--- Begin STORED DATA ---
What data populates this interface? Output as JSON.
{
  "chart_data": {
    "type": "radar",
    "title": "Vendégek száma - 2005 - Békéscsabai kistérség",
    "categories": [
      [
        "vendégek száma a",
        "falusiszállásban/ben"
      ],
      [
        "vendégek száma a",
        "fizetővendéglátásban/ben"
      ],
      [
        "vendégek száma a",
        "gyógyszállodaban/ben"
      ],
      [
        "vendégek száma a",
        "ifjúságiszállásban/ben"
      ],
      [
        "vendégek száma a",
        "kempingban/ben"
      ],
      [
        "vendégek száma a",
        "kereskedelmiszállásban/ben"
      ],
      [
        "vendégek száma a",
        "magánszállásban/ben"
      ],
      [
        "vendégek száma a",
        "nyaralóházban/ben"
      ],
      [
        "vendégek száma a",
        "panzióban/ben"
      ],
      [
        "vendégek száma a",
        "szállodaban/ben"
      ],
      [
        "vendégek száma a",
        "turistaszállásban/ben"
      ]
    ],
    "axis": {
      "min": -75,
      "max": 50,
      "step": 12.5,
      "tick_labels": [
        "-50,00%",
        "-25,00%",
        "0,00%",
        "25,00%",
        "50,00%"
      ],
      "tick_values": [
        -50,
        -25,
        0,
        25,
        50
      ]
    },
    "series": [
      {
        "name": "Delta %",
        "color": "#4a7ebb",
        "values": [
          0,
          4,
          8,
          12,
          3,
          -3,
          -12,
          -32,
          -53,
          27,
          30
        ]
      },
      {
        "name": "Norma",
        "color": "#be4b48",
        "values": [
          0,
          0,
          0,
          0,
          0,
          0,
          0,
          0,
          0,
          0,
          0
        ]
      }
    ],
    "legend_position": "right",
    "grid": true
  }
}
--- End STORED DATA ---
DIRECTION:
Here, the records must be output exactly and in full.

EXERCISE SOLUTION:
What data populates this interface? Output as JSON.
{
  "chart_data": {
    "type": "radar",
    "title": "Vendégek száma - 2005 - Békéscsabai kistérség",
    "categories": [
      [
        "vendégek száma a",
        "falusiszállásban/ben"
      ],
      [
        "vendégek száma a",
        "fizetővendéglátásban/ben"
      ],
      [
        "vendégek száma a",
        "gyógyszállodaban/ben"
      ],
      [
        "vendégek száma a",
        "ifjúságiszállásban/ben"
      ],
      [
        "vendégek száma a",
        "kempingban/ben"
      ],
      [
        "vendégek száma a",
        "kereskedelmiszállásban/ben"
      ],
      [
        "vendégek száma a",
        "magánszállásban/ben"
      ],
      [
        "vendégek száma a",
        "nyaralóházban/ben"
      ],
      [
        "vendégek száma a",
        "panzióban/ben"
      ],
      [
        "vendégek száma a",
        "szállodaban/ben"
      ],
      [
        "vendégek száma a",
        "turistaszállásban/ben"
      ]
    ],
    "axis": {
      "min": -75,
      "max": 50,
      "step": 12.5,
      "tick_labels": [
        "-50,00%",
        "-25,00%",
        "0,00%",
        "25,00%",
        "50,00%"
      ],
      "tick_values": [
        -50,
        -25,
        0,
        25,
        50
      ]
    },
    "series": [
      {
        "name": "Delta %",
        "color": "#4a7ebb",
        "values": [
          0,
          4,
          8,
          12,
          3,
          -3,
          -12,
          -32,
          -53,
          27,
          30
        ]
      },
      {
        "name": "Norma",
        "color": "#be4b48",
        "values": [
          0,
          0,
          0,
          0,
          0,
          0,
          0,
          0,
          0,
          0,
          0
        ]
      }
    ],
    "legend_position": "right",
    "grid": true
  }
}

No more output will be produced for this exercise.